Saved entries
_____
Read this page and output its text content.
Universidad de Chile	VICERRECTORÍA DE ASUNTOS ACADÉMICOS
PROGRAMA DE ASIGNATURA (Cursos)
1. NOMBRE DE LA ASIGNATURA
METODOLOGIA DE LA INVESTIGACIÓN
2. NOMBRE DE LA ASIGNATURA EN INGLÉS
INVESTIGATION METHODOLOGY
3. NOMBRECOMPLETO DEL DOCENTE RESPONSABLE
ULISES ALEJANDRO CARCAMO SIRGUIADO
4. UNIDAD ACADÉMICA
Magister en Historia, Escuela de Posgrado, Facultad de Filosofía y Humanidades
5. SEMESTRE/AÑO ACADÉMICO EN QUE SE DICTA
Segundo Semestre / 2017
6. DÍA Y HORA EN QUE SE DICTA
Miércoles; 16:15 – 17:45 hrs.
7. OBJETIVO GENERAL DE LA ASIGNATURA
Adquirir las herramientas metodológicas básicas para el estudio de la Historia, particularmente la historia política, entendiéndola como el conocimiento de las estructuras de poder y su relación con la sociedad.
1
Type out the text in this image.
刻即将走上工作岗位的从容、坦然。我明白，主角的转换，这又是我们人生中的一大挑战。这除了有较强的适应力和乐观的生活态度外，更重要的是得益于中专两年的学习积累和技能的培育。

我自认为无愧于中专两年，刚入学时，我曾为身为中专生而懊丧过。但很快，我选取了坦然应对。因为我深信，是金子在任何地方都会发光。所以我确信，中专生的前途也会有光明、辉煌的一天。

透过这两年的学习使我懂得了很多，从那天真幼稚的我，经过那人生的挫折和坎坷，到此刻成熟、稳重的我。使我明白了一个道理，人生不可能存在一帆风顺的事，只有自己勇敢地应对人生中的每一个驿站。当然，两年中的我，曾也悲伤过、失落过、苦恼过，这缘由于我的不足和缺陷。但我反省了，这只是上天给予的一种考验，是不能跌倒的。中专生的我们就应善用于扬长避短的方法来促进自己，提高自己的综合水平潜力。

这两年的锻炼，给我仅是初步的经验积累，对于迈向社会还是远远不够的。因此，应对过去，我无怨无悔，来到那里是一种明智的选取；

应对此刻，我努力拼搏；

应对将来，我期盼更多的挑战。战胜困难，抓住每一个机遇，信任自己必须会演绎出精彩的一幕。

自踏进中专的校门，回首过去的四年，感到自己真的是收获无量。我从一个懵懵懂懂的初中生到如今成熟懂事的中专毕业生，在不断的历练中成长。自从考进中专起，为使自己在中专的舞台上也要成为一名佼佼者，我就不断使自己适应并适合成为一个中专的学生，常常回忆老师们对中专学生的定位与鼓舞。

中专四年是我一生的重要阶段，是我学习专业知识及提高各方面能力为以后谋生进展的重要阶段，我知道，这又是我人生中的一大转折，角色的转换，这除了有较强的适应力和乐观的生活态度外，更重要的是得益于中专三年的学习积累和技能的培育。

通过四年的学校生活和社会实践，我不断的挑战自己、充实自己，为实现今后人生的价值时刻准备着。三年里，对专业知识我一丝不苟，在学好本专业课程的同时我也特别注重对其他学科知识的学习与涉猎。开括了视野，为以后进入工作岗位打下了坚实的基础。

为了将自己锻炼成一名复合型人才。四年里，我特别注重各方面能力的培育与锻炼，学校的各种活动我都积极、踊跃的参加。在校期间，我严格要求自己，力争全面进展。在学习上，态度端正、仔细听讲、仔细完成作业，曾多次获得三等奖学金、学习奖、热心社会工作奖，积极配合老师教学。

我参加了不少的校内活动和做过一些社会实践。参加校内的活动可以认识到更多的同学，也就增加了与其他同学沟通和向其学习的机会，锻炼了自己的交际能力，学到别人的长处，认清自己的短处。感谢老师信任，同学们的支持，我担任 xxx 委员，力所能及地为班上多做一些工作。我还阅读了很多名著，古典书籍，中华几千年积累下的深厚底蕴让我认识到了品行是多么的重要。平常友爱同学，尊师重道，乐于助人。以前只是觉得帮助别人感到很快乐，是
_____
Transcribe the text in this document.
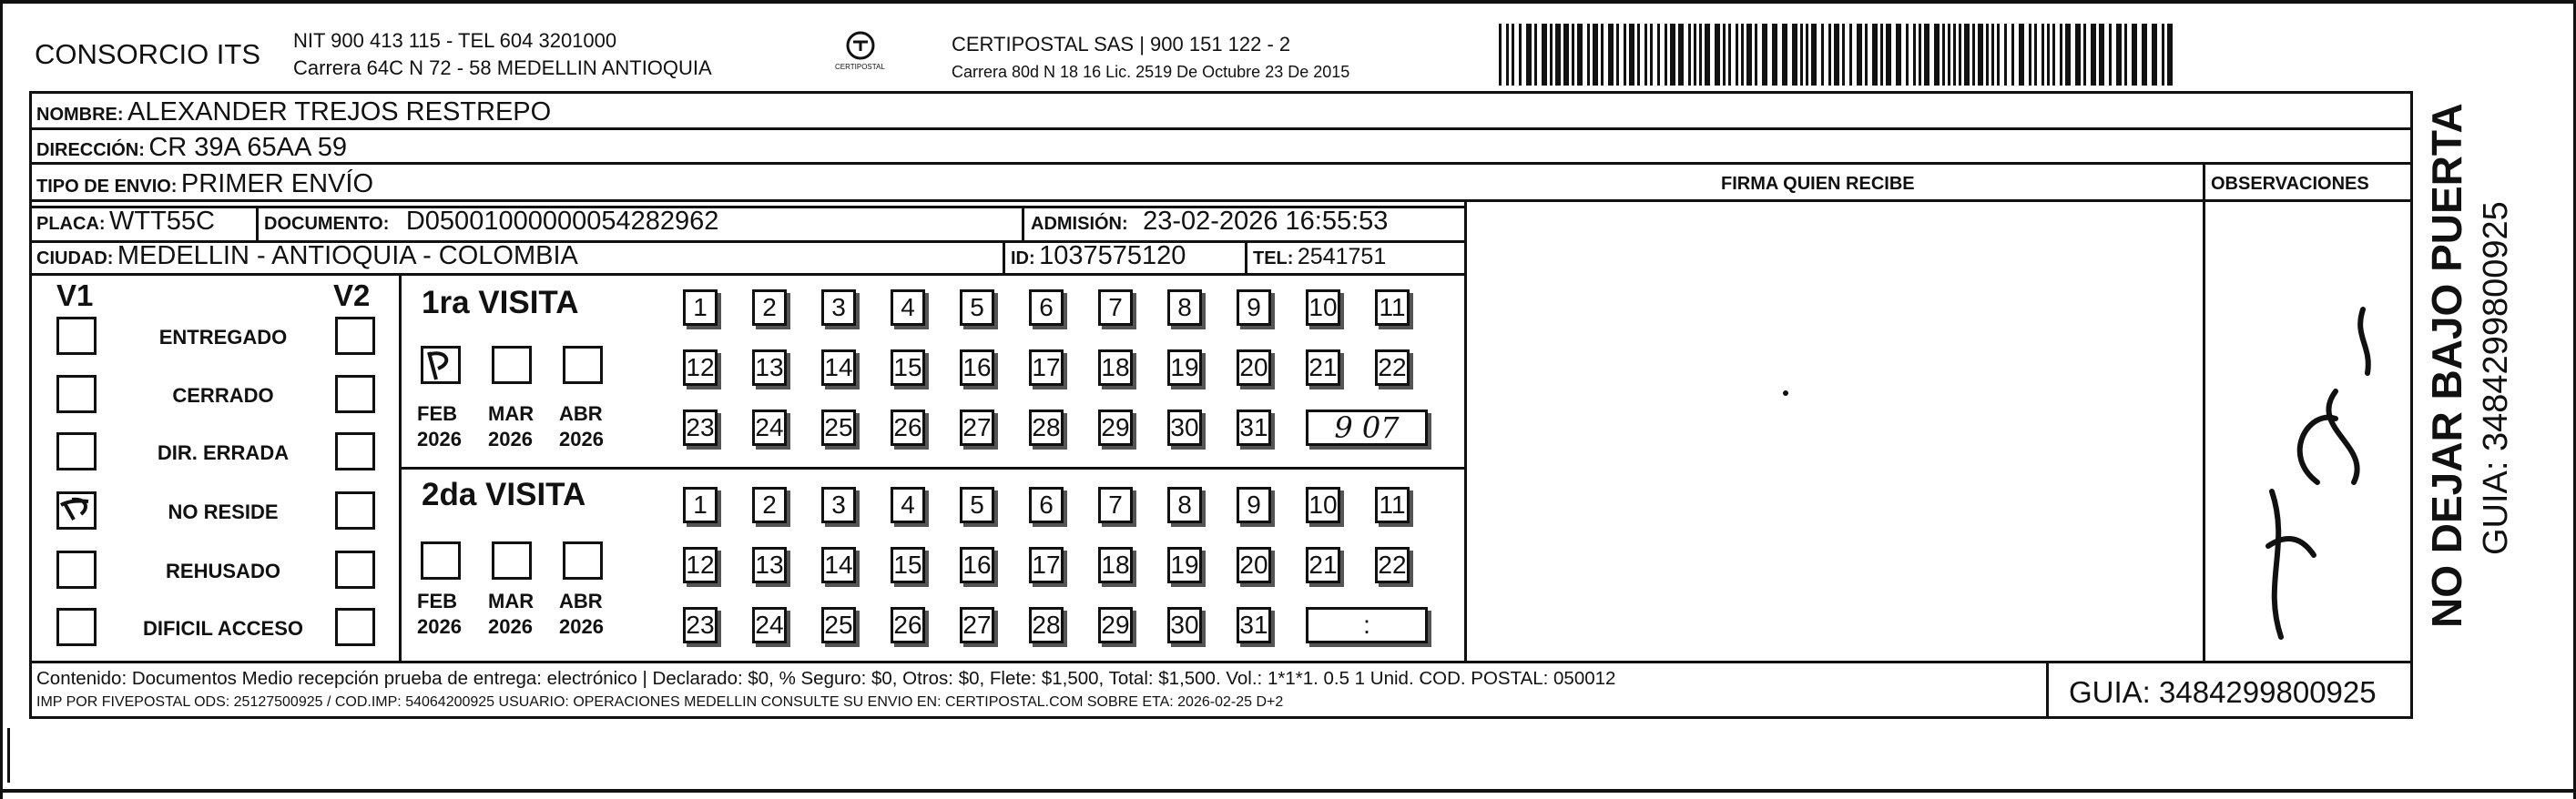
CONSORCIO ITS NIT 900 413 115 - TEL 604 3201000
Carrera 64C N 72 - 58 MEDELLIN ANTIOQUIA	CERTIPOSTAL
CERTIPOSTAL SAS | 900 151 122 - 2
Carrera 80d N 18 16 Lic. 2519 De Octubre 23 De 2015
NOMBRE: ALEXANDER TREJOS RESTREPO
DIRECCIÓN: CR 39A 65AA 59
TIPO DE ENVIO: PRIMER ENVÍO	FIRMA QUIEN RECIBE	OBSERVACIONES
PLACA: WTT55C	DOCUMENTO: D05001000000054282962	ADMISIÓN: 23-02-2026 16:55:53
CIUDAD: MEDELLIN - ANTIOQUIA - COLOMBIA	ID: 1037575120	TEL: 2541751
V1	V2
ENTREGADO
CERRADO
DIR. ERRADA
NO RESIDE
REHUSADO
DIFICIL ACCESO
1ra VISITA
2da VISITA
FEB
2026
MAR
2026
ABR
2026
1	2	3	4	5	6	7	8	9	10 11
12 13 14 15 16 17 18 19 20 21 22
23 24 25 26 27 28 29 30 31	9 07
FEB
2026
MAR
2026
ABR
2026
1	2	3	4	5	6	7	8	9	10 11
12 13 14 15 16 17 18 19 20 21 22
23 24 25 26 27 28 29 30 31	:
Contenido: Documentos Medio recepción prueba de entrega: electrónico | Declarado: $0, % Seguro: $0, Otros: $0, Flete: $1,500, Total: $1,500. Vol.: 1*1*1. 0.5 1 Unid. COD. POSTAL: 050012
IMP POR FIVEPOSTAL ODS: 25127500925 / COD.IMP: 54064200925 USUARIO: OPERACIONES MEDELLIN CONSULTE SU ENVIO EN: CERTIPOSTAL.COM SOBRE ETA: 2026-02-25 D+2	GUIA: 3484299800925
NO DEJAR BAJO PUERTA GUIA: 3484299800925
_____
From the data above, copy each line that holds "CERTIPOSTAL".

RESULT FOR THIS EXERCISE:
Carrera 64C N 72 - 58 MEDELLIN ANTIOQUIA	CERTIPOSTAL
CERTIPOSTAL SAS | 900 151 122 - 2
IMP POR FIVEPOSTAL ODS: 25127500925 / COD.IMP: 54064200925 USUARIO: OPERACIONES MEDELLIN CONSULTE SU ENVIO EN: CERTIPOSTAL.COM SOBRE ETA: 2026-02-25 D+2	GUIA: 3484299800925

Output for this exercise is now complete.